:: EXERCISE OBJECTIVE ::
Retype every entry word for word.

-- START RECORDS --

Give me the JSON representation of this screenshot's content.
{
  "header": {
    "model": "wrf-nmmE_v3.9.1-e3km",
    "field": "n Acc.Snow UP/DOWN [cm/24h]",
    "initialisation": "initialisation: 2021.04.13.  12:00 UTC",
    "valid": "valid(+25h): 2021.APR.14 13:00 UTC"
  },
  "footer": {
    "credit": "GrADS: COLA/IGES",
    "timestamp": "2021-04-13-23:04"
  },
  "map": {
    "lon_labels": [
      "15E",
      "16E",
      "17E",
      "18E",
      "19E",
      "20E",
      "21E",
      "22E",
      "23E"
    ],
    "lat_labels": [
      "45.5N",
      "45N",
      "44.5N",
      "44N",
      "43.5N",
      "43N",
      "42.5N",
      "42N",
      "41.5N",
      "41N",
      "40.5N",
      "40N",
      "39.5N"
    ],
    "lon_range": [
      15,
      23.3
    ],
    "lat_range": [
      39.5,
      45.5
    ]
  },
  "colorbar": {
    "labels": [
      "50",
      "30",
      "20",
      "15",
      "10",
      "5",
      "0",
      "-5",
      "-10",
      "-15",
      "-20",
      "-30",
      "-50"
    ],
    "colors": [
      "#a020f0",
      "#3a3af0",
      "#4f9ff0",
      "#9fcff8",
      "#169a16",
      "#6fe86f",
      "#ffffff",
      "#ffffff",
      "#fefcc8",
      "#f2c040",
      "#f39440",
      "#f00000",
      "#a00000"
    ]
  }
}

-- END RECORDS --

:: WRITTEN RESPONSE ::
Give me the JSON representation of this screenshot's content.
{
  "header": {
    "model": "wrf-nmmE_v3.9.1-e3km",
    "field": "n Acc.Snow UP/DOWN [cm/24h]",
    "initialisation": "initialisation: 2021.04.13.  12:00 UTC",
    "valid": "valid(+25h): 2021.APR.14 13:00 UTC"
  },
  "footer": {
    "credit": "GrADS: COLA/IGES",
    "timestamp": "2021-04-13-23:04"
  },
  "map": {
    "lon_labels": [
      "15E",
      "16E",
      "17E",
      "18E",
      "19E",
      "20E",
      "21E",
      "22E",
      "23E"
    ],
    "lat_labels": [
      "45.5N",
      "45N",
      "44.5N",
      "44N",
      "43.5N",
      "43N",
      "42.5N",
      "42N",
      "41.5N",
      "41N",
      "40.5N",
      "40N",
      "39.5N"
    ],
    "lon_range": [
      15,
      23.3
    ],
    "lat_range": [
      39.5,
      45.5
    ]
  },
  "colorbar": {
    "labels": [
      "50",
      "30",
      "20",
      "15",
      "10",
      "5",
      "0",
      "-5",
      "-10",
      "-15",
      "-20",
      "-30",
      "-50"
    ],
    "colors": [
      "#a020f0",
      "#3a3af0",
      "#4f9ff0",
      "#9fcff8",
      "#169a16",
      "#6fe86f",
      "#ffffff",
      "#ffffff",
      "#fefcc8",
      "#f2c040",
      "#f39440",
      "#f00000",
      "#a00000"
    ]
  }
}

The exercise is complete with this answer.